Data for this task:
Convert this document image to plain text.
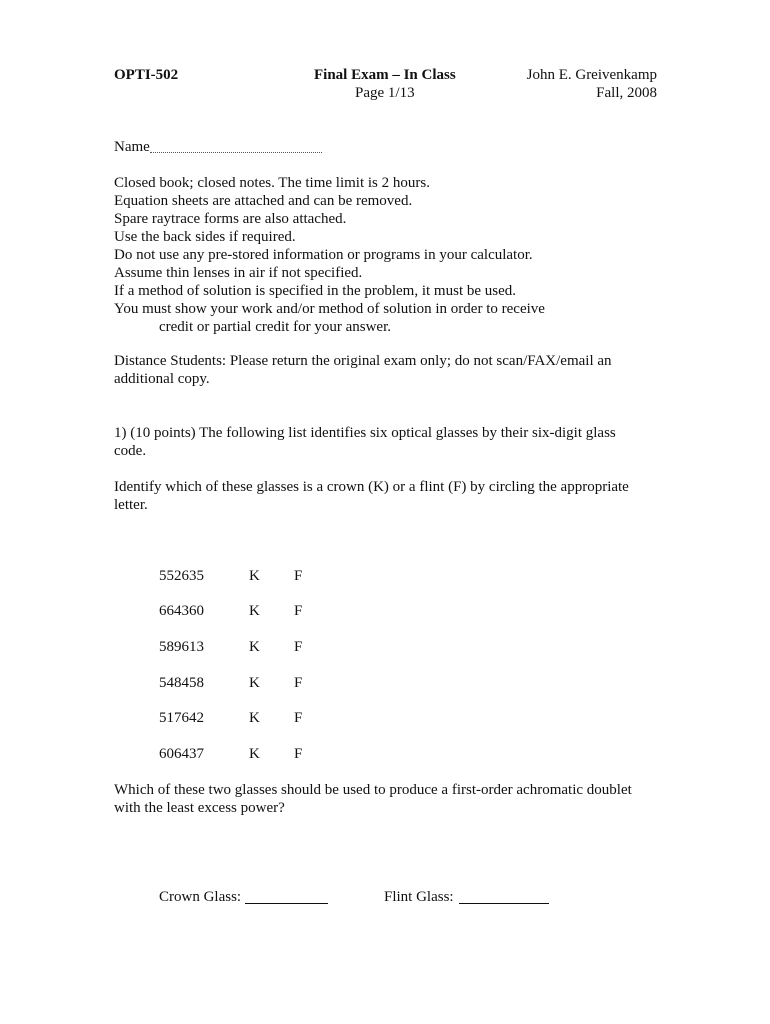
OPTI-502	Final Exam – In Class
Page 1/13
John E. Greivenkamp
Fall, 2008
Name
Closed book; closed notes. The time limit is 2 hours.
Equation sheets are attached and can be removed.
Spare raytrace forms are also attached.
Use the back sides if required.
Do not use any pre-stored information or programs in your calculator.
Assume thin lenses in air if not specified.
If a method of solution is specified in the problem, it must be used.
You must show your work and/or method of solution in order to receive
credit or partial credit for your answer.
Distance Students: Please return the original exam only; do not scan/FAX/email an
additional copy.
1) (10 points) The following list identifies six optical glasses by their six-digit glass
code.
Identify which of these glasses is a crown (K) or a flint (F) by circling the appropriate
letter.
552635	K F
664360	K F
589613	K F
548458	K F
517642	K F
606437	K F
Which of these two glasses should be used to produce a first-order achromatic doublet
with the least excess power?
Crown Glass:	Flint Glass:
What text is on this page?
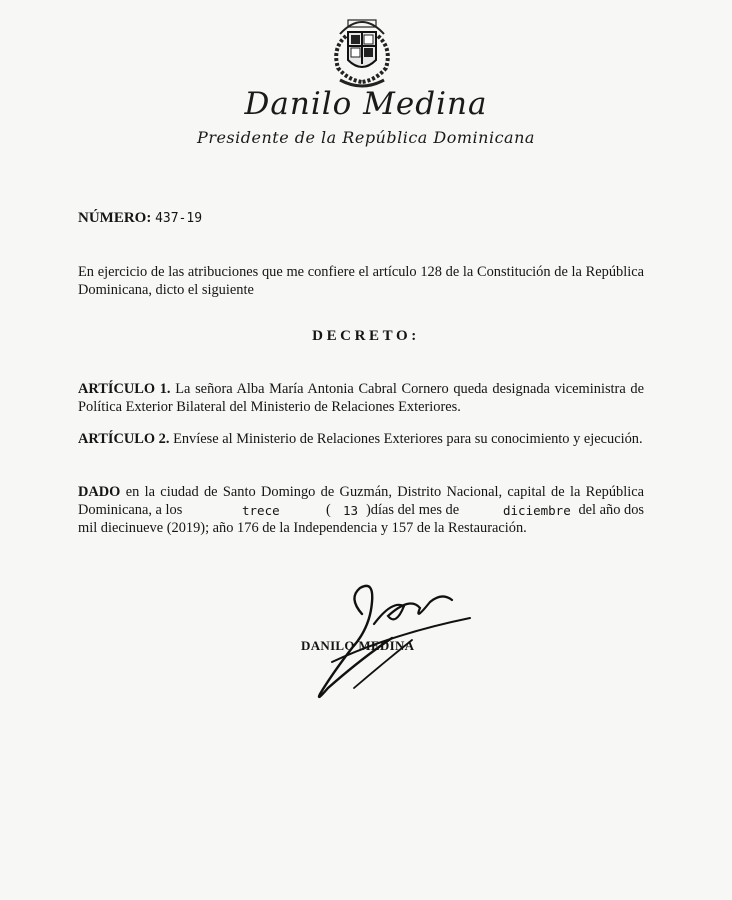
Danilo Medina
Presidente de la República Dominicana
NÚMERO: 437-19
En ejercicio de las atribuciones que me confiere el artículo 128 de la Constitución de la República
Dominicana, dicto el siguiente
DECRETO:
ARTÍCULO 1. La señora Alba María Antonia Cabral Cornero queda designada viceministra de
Política Exterior Bilateral del Ministerio de Relaciones Exteriores.
ARTÍCULO 2. Envíese al Ministerio de Relaciones Exteriores para su conocimiento y ejecución.
DADO en la ciudad de Santo Domingo de Guzmán, Distrito Nacional, capital de la República
Dominicana, a los	trece	( 13 )días del mes de	diciembre del año dos
mil diecinueve (2019); año 176 de la Independencia y 157 de la Restauración.
DANILO MEDINA
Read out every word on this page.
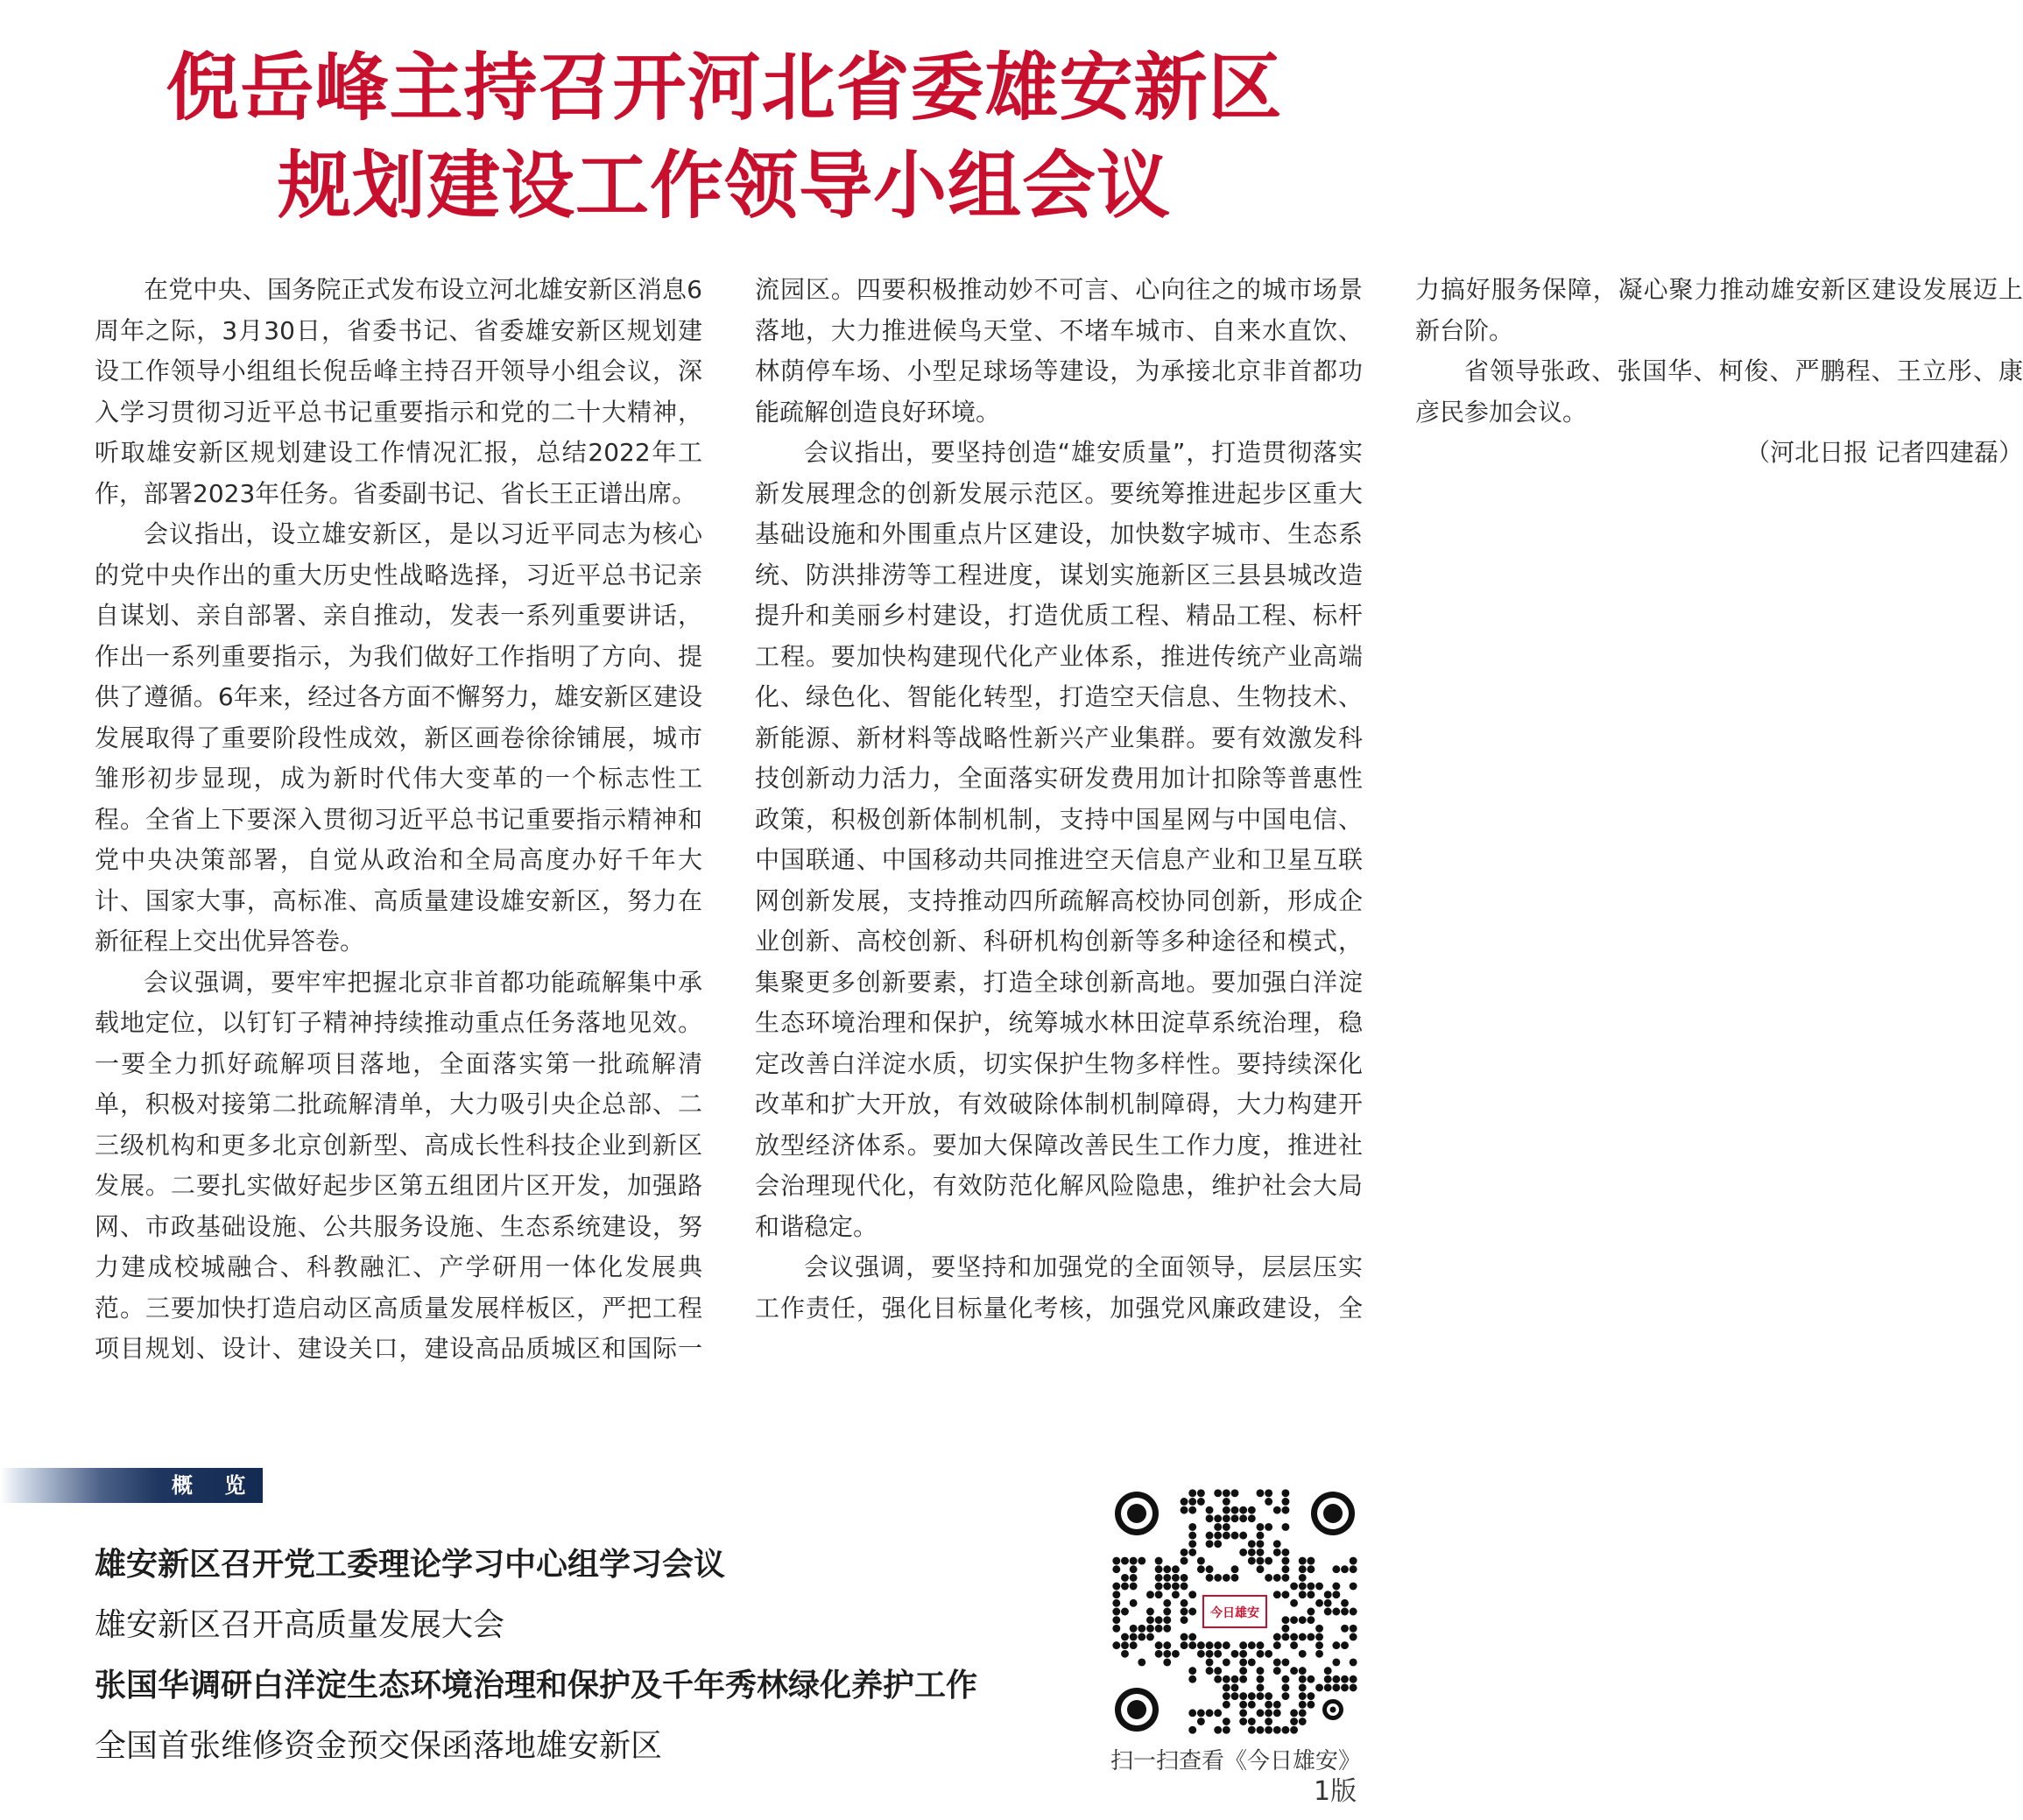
倪岳峰主持召开河北省委雄安新区
规划建设工作领导小组会议

在党中央、国务院正式发布设立河北雄安新区消息6周年之际，3月30日，省委书记、省委雄安新区规划建设工作领导小组组长倪岳峰主持召开领导小组会议，深入学习贯彻习近平总书记重要指示和党的二十大精神，听取雄安新区规划建设工作情况汇报，总结2022年工作，部署2023年任务。省委副书记、省长王正谱出席。

会议指出，设立雄安新区，是以习近平同志为核心的党中央作出的重大历史性战略选择，习近平总书记亲自谋划、亲自部署、亲自推动，发表一系列重要讲话，作出一系列重要指示，为我们做好工作指明了方向、提供了遵循。6年来，经过各方面不懈努力，雄安新区建设发展取得了重要阶段性成效，新区画卷徐徐铺展，城市雏形初步显现，成为新时代伟大变革的一个标志性工程。全省上下要深入贯彻习近平总书记重要指示精神和党中央决策部署，自觉从政治和全局高度办好千年大计、国家大事，高标准、高质量建设雄安新区，努力在新征程上交出优异答卷。

会议强调，要牢牢把握北京非首都功能疏解集中承载地定位，以钉钉子精神持续推动重点任务落地见效。一要全力抓好疏解项目落地，全面落实第一批疏解清单，积极对接第二批疏解清单，大力吸引央企总部、二三级机构和更多北京创新型、高成长性科技企业到新区发展。二要扎实做好起步区第五组团片区开发，加强路网、市政基础设施、公共服务设施、生态系统建设，努力建成校城融合、科教融汇、产学研用一体化发展典范。三要加快打造启动区高质量发展样板区，严把工程项目规划、设计、建设关口，建设高品质城区和国际一流园区。四要积极推动妙不可言、心向往之的城市场景落地，大力推进候鸟天堂、不堵车城市、自来水直饮、林荫停车场、小型足球场等建设，为承接北京非首都功能疏解创造良好环境。

会议指出，要坚持创造“雄安质量”，打造贯彻落实新发展理念的创新发展示范区。要统筹推进起步区重大基础设施和外围重点片区建设，加快数字城市、生态系统、防洪排涝等工程进度，谋划实施新区三县县城改造提升和美丽乡村建设，打造优质工程、精品工程、标杆工程。要加快构建现代化产业体系，推进传统产业高端化、绿色化、智能化转型，打造空天信息、生物技术、新能源、新材料等战略性新兴产业集群。要有效激发科技创新动力活力，全面落实研发费用加计扣除等普惠性政策，积极创新体制机制，支持中国星网与中国电信、中国联通、中国移动共同推进空天信息产业和卫星互联网创新发展，支持推动四所疏解高校协同创新，形成企业创新、高校创新、科研机构创新等多种途径和模式，集聚更多创新要素，打造全球创新高地。要加强白洋淀生态环境治理和保护，统筹城水林田淀草系统治理，稳定改善白洋淀水质，切实保护生物多样性。要持续深化改革和扩大开放，有效破除体制机制障碍，大力构建开放型经济体系。要加大保障改善民生工作力度，推进社会治理现代化，有效防范化解风险隐患，维护社会大局和谐稳定。

会议强调，要坚持和加强党的全面领导，层层压实工作责任，强化目标量化考核，加强党风廉政建设，全力搞好服务保障，凝心聚力推动雄安新区建设发展迈上新台阶。

省领导张政、张国华、柯俊、严鹏程、王立彤、康彦民参加会议。

（河北日报 记者四建磊）

概 览
雄安新区召开党工委理论学习中心组学习会议
雄安新区召开高质量发展大会
张国华调研白洋淀生态环境治理和保护及千年秀林绿化养护工作
全国首张维修资金预交保函落地雄安新区
今日雄安
扫一扫查看《今日雄安》
1版
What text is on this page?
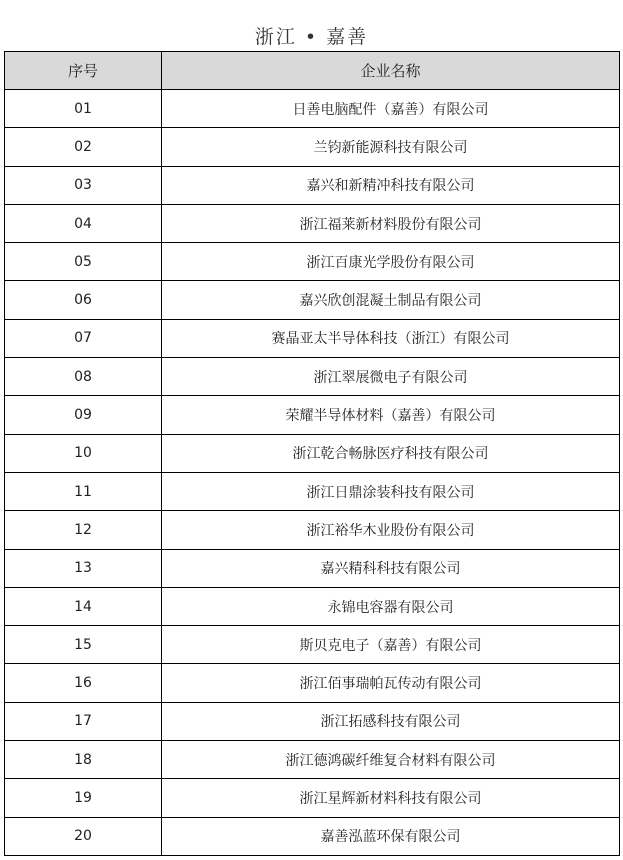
浙江 • 嘉善
序号	企业名称
01	日善电脑配件（嘉善）有限公司
02	兰钧新能源科技有限公司
03	嘉兴和新精冲科技有限公司
04	浙江福莱新材料股份有限公司
05	浙江百康光学股份有限公司
06	嘉兴欣创混凝土制品有限公司
07	赛晶亚太半导体科技（浙江）有限公司
08	浙江翠展微电子有限公司
09	荣耀半导体材料（嘉善）有限公司
10	浙江乾合畅脉医疗科技有限公司
11	浙江日鼎涂装科技有限公司
12	浙江裕华木业股份有限公司
13	嘉兴精科科技有限公司
14	永锦电容器有限公司
15	斯贝克电子（嘉善）有限公司
16	浙江佰事瑞帕瓦传动有限公司
17	浙江拓感科技有限公司
18	浙江德鸿碳纤维复合材料有限公司
19	浙江星辉新材料科技有限公司
20	嘉善泓蓝环保有限公司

Exercise:
Omit the pictures and restate the rest of the records verbatim.

Answer below:
Convert this document image to plain text.
OPTI-502	Final Exam – In Class
Page 1/13
John E. Greivenkamp
Fall, 2008
Name
Closed book; closed notes. The time limit is 2 hours.
Equation sheets are attached and can be removed.
Spare raytrace forms are also attached.
Use the back sides if required.
Do not use any pre-stored information or programs in your calculator.
Assume thin lenses in air if not specified.
If a method of solution is specified in the problem, it must be used.
You must show your work and/or method of solution in order to receive
credit or partial credit for your answer.
Distance Students: Please return the original exam only; do not scan/FAX/email an
additional copy.
1) (10 points) The following list identifies six optical glasses by their six-digit glass
code.
Identify which of these glasses is a crown (K) or a flint (F) by circling the appropriate
letter.
552635	K F
664360	K F
589613	K F
548458	K F
517642	K F
606437	K F
Which of these two glasses should be used to produce a first-order achromatic doublet
with the least excess power?
Crown Glass:	Flint Glass:
What text is on this page?
Danilo Medina
Presidente de la República Dominicana
NÚMERO: 437-19
En ejercicio de las atribuciones que me confiere el artículo 128 de la Constitución de la República
Dominicana, dicto el siguiente
DECRETO:
ARTÍCULO 1. La señora Alba María Antonia Cabral Cornero queda designada viceministra de
Política Exterior Bilateral del Ministerio de Relaciones Exteriores.
ARTÍCULO 2. Envíese al Ministerio de Relaciones Exteriores para su conocimiento y ejecución.
DADO en la ciudad de Santo Domingo de Guzmán, Distrito Nacional, capital de la República
Dominicana, a los	trece	( 13 )días del mes de	diciembre del año dos
mil diecinueve (2019); año 176 de la Independencia y 157 de la Restauración.
DANILO MEDINA
Read out every word on this page.
倪岳峰主持召开河北省委雄安新区
规划建设工作领导小组会议

在党中央、国务院正式发布设立河北雄安新区消息6周年之际，3月30日，省委书记、省委雄安新区规划建设工作领导小组组长倪岳峰主持召开领导小组会议，深入学习贯彻习近平总书记重要指示和党的二十大精神，听取雄安新区规划建设工作情况汇报，总结2022年工作，部署2023年任务。省委副书记、省长王正谱出席。

会议指出，设立雄安新区，是以习近平同志为核心的党中央作出的重大历史性战略选择，习近平总书记亲自谋划、亲自部署、亲自推动，发表一系列重要讲话，作出一系列重要指示，为我们做好工作指明了方向、提供了遵循。6年来，经过各方面不懈努力，雄安新区建设发展取得了重要阶段性成效，新区画卷徐徐铺展，城市雏形初步显现，成为新时代伟大变革的一个标志性工程。全省上下要深入贯彻习近平总书记重要指示精神和党中央决策部署，自觉从政治和全局高度办好千年大计、国家大事，高标准、高质量建设雄安新区，努力在新征程上交出优异答卷。

会议强调，要牢牢把握北京非首都功能疏解集中承载地定位，以钉钉子精神持续推动重点任务落地见效。一要全力抓好疏解项目落地，全面落实第一批疏解清单，积极对接第二批疏解清单，大力吸引央企总部、二三级机构和更多北京创新型、高成长性科技企业到新区发展。二要扎实做好起步区第五组团片区开发，加强路网、市政基础设施、公共服务设施、生态系统建设，努力建成校城融合、科教融汇、产学研用一体化发展典范。三要加快打造启动区高质量发展样板区，严把工程项目规划、设计、建设关口，建设高品质城区和国际一流园区。四要积极推动妙不可言、心向往之的城市场景落地，大力推进候鸟天堂、不堵车城市、自来水直饮、林荫停车场、小型足球场等建设，为承接北京非首都功能疏解创造良好环境。

会议指出，要坚持创造“雄安质量”，打造贯彻落实新发展理念的创新发展示范区。要统筹推进起步区重大基础设施和外围重点片区建设，加快数字城市、生态系统、防洪排涝等工程进度，谋划实施新区三县县城改造提升和美丽乡村建设，打造优质工程、精品工程、标杆工程。要加快构建现代化产业体系，推进传统产业高端化、绿色化、智能化转型，打造空天信息、生物技术、新能源、新材料等战略性新兴产业集群。要有效激发科技创新动力活力，全面落实研发费用加计扣除等普惠性政策，积极创新体制机制，支持中国星网与中国电信、中国联通、中国移动共同推进空天信息产业和卫星互联网创新发展，支持推动四所疏解高校协同创新，形成企业创新、高校创新、科研机构创新等多种途径和模式，集聚更多创新要素，打造全球创新高地。要加强白洋淀生态环境治理和保护，统筹城水林田淀草系统治理，稳定改善白洋淀水质，切实保护生物多样性。要持续深化改革和扩大开放，有效破除体制机制障碍，大力构建开放型经济体系。要加大保障改善民生工作力度，推进社会治理现代化，有效防范化解风险隐患，维护社会大局和谐稳定。

会议强调，要坚持和加强党的全面领导，层层压实工作责任，强化目标量化考核，加强党风廉政建设，全力搞好服务保障，凝心聚力推动雄安新区建设发展迈上新台阶。

省领导张政、张国华、柯俊、严鹏程、王立彤、康彦民参加会议。

（河北日报 记者四建磊）

概 览
雄安新区召开党工委理论学习中心组学习会议
雄安新区召开高质量发展大会
张国华调研白洋淀生态环境治理和保护及千年秀林绿化养护工作
全国首张维修资金预交保函落地雄安新区
今日雄安
扫一扫查看《今日雄安》
1版
What text is on this page?
浙江 • 嘉善
序号	企业名称
01	日善电脑配件（嘉善）有限公司
02	兰钧新能源科技有限公司
03	嘉兴和新精冲科技有限公司
04	浙江福莱新材料股份有限公司
05	浙江百康光学股份有限公司
06	嘉兴欣创混凝土制品有限公司
07	赛晶亚太半导体科技（浙江）有限公司
08	浙江翠展微电子有限公司
09	荣耀半导体材料（嘉善）有限公司
10	浙江乾合畅脉医疗科技有限公司
11	浙江日鼎涂装科技有限公司
12	浙江裕华木业股份有限公司
13	嘉兴精科科技有限公司
14	永锦电容器有限公司
15	斯贝克电子（嘉善）有限公司
16	浙江佰事瑞帕瓦传动有限公司
17	浙江拓感科技有限公司
18	浙江德鸿碳纤维复合材料有限公司
19	浙江星辉新材料科技有限公司
20	嘉善泓蓝环保有限公司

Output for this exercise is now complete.